_TASK REQUIREMENTS:_
Render every line of the material below as a Markdown table with the columns Row and Text, numbering the rows and leaving out blank lines.

_ITEMS:_
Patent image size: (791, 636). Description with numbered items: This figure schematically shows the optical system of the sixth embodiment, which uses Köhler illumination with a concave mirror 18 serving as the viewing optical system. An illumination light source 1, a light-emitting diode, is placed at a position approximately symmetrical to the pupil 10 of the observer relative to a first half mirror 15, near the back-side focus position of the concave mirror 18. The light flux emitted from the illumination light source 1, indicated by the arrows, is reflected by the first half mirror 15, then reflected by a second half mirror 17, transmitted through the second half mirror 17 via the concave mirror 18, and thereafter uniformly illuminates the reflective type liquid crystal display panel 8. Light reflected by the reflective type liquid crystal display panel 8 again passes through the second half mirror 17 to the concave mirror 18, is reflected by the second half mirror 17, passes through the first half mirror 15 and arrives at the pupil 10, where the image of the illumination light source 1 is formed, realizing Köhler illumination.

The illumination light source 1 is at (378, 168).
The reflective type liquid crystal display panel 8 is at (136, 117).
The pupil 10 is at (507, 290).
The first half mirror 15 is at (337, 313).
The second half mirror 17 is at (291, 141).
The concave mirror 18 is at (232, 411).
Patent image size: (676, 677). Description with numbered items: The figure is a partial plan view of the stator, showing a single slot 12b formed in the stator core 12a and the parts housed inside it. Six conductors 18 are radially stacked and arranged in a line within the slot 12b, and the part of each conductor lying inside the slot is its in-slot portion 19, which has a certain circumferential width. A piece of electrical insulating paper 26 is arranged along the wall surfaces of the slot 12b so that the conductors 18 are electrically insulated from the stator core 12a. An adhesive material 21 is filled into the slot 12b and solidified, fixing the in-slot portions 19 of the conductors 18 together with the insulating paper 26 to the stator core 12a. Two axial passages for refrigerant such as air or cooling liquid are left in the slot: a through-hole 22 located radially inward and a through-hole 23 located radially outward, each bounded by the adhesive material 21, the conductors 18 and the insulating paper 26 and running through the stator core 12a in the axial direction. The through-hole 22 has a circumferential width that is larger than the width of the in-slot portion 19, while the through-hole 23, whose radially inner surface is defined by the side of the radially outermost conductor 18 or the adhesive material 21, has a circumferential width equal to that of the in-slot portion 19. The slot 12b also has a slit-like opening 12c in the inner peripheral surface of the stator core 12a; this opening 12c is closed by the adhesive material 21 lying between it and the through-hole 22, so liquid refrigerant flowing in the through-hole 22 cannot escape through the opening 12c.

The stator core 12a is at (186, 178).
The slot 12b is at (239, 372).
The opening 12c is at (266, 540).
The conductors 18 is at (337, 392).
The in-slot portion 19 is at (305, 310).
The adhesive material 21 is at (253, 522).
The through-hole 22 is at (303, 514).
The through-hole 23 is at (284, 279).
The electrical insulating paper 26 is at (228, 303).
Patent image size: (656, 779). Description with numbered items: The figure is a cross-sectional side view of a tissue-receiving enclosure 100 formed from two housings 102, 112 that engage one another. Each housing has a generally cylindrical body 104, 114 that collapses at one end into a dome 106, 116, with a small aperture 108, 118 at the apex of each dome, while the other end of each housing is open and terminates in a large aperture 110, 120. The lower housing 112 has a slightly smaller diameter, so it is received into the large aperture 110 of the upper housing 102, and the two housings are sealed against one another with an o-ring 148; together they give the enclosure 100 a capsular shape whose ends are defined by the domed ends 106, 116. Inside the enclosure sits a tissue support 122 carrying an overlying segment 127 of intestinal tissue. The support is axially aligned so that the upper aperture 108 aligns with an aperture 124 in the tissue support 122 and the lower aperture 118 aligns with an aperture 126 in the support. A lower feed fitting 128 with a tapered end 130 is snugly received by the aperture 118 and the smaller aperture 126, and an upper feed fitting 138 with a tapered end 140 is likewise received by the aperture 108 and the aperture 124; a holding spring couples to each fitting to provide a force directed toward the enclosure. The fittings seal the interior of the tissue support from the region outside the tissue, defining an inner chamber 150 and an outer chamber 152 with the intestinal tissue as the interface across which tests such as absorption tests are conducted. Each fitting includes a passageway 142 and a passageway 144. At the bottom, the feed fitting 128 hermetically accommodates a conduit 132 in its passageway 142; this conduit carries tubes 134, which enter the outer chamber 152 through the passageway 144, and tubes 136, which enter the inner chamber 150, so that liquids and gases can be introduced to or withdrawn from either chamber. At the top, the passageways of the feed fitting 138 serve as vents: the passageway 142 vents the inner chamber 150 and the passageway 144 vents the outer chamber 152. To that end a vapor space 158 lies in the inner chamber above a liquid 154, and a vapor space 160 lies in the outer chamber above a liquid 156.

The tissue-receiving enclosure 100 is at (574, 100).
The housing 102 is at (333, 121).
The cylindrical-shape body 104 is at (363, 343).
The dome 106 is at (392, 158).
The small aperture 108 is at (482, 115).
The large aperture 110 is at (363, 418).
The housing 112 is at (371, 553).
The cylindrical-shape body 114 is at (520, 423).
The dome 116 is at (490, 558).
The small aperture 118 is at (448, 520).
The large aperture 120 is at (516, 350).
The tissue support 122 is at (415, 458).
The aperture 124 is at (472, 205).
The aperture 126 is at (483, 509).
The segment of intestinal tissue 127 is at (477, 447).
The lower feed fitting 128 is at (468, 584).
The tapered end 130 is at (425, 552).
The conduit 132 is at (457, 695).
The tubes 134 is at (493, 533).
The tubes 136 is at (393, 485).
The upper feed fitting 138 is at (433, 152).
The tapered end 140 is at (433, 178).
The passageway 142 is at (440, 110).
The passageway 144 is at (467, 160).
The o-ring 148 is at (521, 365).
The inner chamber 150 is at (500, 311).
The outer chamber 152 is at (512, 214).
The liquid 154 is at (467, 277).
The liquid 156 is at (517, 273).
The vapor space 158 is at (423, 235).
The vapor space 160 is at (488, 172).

_OUTPUT FOR THIS TASK:_
| Row | Text |
|---|---|
| 1 | Patent image size: (791, 636). Description with numbered items: This figure schematically shows the optical system of the sixth embodiment, which uses Köhler illumination with a concave mirror 18 serving as the viewing optical system. An illumination light source 1, a light-emitting diode, is placed at a position approximately symmetrical to the pupil 10 of the observer relative to a first half mirror 15, near the back-side focus position of the concave mirror 18. The light flux emitted from the illumination light source 1, indicated by the arrows, is reflected by the first half mirror 15, then reflected by a second half mirror 17, transmitted through the second half mirror 17 via the concave mirror 18, and thereafter uniformly illuminates the reflective type liquid crystal display panel 8. Light reflected by the reflective type liquid crystal display panel 8 again passes through the second half mirror 17 to the concave mirror 18, is reflected by the second half mirror 17, passes through the first half mirror 15 and arrives at the pupil 10, where the image of the illumination light source 1 is formed, realizing Köhler illumination. |
| 2 | The illumination light source 1 is at (378, 168). |
| 3 | The reflective type liquid crystal display panel 8 is at (136, 117). |
| 4 | The pupil 10 is at (507, 290). |
| 5 | The first half mirror 15 is at (337, 313). |
| 6 | The second half mirror 17 is at (291, 141). |
| 7 | The concave mirror 18 is at (232, 411). |
| 8 | Patent image size: (676, 677). Description with numbered items: The figure is a partial plan view of the stator, showing a single slot 12b formed in the stator core 12a and the parts housed inside it. Six conductors 18 are radially stacked and arranged in a line within the slot 12b, and the part of each conductor lying inside the slot is its in-slot portion 19, which has a certain circumferential width. A piece of electrical insulating paper 26 is arranged along the wall surfaces of the slot 12b so that the conductors 18 are electrically insulated from the stator core 12a. An adhesive material 21 is filled into the slot 12b and solidified, fixing the in-slot portions 19 of the conductors 18 together with the insulating paper 26 to the stator core 12a. Two axial passages for refrigerant such as air or cooling liquid are left in the slot: a through-hole 22 located radially inward and a through-hole 23 located radially outward, each bounded by the adhesive material 21, the conductors 18 and the insulating paper 26 and running through the stator core 12a in the axial direction. The through-hole 22 has a circumferential width that is larger than the width of the in-slot portion 19, while the through-hole 23, whose radially inner surface is defined by the side of the radially outermost conductor 18 or the adhesive material 21, has a circumferential width equal to that of the in-slot portion 19. The slot 12b also has a slit-like opening 12c in the inner peripheral surface of the stator core 12a; this opening 12c is closed by the adhesive material 21 lying between it and the through-hole 22, so liquid refrigerant flowing in the through-hole 22 cannot escape through the opening 12c. |
| 9 | The stator core 12a is at (186, 178). |
| 10 | The slot 12b is at (239, 372). |
| 11 | The opening 12c is at (266, 540). |
| 12 | The conductors 18 is at (337, 392). |
| 13 | The in-slot portion 19 is at (305, 310). |
| 14 | The adhesive material 21 is at (253, 522). |
| 15 | The through-hole 22 is at (303, 514). |
| 16 | The through-hole 23 is at (284, 279). |
| 17 | The electrical insulating paper 26 is at (228, 303). |
| 18 | Patent image size: (656, 779). Description with numbered items: The figure is a cross-sectional side view of a tissue-receiving enclosure 100 formed from two housings 102, 112 that engage one another. Each housing has a generally cylindrical body 104, 114 that collapses at one end into a dome 106, 116, with a small aperture 108, 118 at the apex of each dome, while the other end of each housing is open and terminates in a large aperture 110, 120. The lower housing 112 has a slightly smaller diameter, so it is received into the large aperture 110 of the upper housing 102, and the two housings are sealed against one another with an o-ring 148; together they give the enclosure 100 a capsular shape whose ends are defined by the domed ends 106, 116. Inside the enclosure sits a tissue support 122 carrying an overlying segment 127 of intestinal tissue. The support is axially aligned so that the upper aperture 108 aligns with an aperture 124 in the tissue support 122 and the lower aperture 118 aligns with an aperture 126 in the support. A lower feed fitting 128 with a tapered end 130 is snugly received by the aperture 118 and the smaller aperture 126, and an upper feed fitting 138 with a tapered end 140 is likewise received by the aperture 108 and the aperture 124; a holding spring couples to each fitting to provide a force directed toward the enclosure. The fittings seal the interior of the tissue support from the region outside the tissue, defining an inner chamber 150 and an outer chamber 152 with the intestinal tissue as the interface across which tests such as absorption tests are conducted. Each fitting includes a passageway 142 and a passageway 144. At the bottom, the feed fitting 128 hermetically accommodates a conduit 132 in its passageway 142; this conduit carries tubes 134, which enter the outer chamber 152 through the passageway 144, and tubes 136, which enter the inner chamber 150, so that liquids and gases can be introduced to or withdrawn from either chamber. At the top, the passageways of the feed fitting 138 serve as vents: the passageway 142 vents the inner chamber 150 and the passageway 144 vents the outer chamber 152. To that end a vapor space 158 lies in the inner chamber above a liquid 154, and a vapor space 160 lies in the outer chamber above a liquid 156. |
| 19 | The tissue-receiving enclosure 100 is at (574, 100). |
| 20 | The housing 102 is at (333, 121). |
| 21 | The cylindrical-shape body 104 is at (363, 343). |
| 22 | The dome 106 is at (392, 158). |
| 23 | The small aperture 108 is at (482, 115). |
| 24 | The large aperture 110 is at (363, 418). |
| 25 | The housing 112 is at (371, 553). |
| 26 | The cylindrical-shape body 114 is at (520, 423). |
| 27 | The dome 116 is at (490, 558). |
| 28 | The small aperture 118 is at (448, 520). |
| 29 | The large aperture 120 is at (516, 350). |
| 30 | The tissue support 122 is at (415, 458). |
| 31 | The aperture 124 is at (472, 205). |
| 32 | The aperture 126 is at (483, 509). |
| 33 | The segment of intestinal tissue 127 is at (477, 447). |
| 34 | The lower feed fitting 128 is at (468, 584). |
| 35 | The tapered end 130 is at (425, 552). |
| 36 | The conduit 132 is at (457, 695). |
| 37 | The tubes 134 is at (493, 533). |
| 38 | The tubes 136 is at (393, 485). |
| 39 | The upper feed fitting 138 is at (433, 152). |
| 40 | The tapered end 140 is at (433, 178). |
| 41 | The passageway 142 is at (440, 110). |
| 42 | The passageway 144 is at (467, 160). |
| 43 | The o-ring 148 is at (521, 365). |
| 44 | The inner chamber 150 is at (500, 311). |
| 45 | The outer chamber 152 is at (512, 214). |
| 46 | The liquid 154 is at (467, 277). |
| 47 | The liquid 156 is at (517, 273). |
| 48 | The vapor space 158 is at (423, 235). |
| 49 | The vapor space 160 is at (488, 172). |